** start **
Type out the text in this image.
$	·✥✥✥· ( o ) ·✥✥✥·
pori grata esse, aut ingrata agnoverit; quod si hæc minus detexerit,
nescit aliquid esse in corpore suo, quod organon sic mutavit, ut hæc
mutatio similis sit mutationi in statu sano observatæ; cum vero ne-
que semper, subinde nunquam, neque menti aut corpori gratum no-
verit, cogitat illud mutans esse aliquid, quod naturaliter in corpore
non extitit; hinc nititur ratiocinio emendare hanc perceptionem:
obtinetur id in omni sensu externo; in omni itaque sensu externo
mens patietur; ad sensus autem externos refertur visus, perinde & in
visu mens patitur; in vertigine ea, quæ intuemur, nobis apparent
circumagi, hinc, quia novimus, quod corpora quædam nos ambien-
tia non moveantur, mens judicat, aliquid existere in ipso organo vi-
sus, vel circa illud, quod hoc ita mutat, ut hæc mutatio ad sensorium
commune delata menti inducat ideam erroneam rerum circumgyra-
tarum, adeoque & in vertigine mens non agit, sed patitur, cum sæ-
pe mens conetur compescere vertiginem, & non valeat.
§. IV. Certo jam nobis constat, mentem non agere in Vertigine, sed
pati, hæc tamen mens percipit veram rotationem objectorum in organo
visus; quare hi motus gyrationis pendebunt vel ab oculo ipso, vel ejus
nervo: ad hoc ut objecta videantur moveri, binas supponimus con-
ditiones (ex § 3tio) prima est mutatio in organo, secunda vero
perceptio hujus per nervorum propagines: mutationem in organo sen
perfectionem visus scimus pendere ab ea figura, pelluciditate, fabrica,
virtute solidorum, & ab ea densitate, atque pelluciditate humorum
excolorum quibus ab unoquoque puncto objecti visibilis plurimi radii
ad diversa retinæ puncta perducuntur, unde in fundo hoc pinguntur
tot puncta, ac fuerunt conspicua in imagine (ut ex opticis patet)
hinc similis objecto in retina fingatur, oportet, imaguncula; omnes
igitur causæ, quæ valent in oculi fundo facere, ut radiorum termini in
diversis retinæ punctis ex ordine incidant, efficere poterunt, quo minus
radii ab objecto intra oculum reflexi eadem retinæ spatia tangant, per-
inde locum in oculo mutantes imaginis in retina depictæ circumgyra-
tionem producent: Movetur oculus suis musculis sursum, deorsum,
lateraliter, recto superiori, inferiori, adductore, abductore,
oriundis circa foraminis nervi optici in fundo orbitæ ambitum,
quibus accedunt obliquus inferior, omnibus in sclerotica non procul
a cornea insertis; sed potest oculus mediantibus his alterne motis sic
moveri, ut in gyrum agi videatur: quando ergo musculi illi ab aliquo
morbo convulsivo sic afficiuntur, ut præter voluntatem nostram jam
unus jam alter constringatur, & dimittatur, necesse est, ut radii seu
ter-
** end **
CHALLENGE:
Look over the records above and copy each line that includes the string "mens".

EXPECTED ANSWER:
mens patietur; ad sensus autem externos refertur visus, perinde & in
visu mens patitur; in vertigine ea, quæ intuemur, nobis apparent
tia non moveantur, mens judicat, aliquid existere in ipso organo vi-
tarum, adeoque & in vertigine mens non agit, sed patitur, cum sæ-
pe mens conetur compescere vertiginem, & non valeat.
pati, hæc tamen mens percipit veram rotationem objectorum in organo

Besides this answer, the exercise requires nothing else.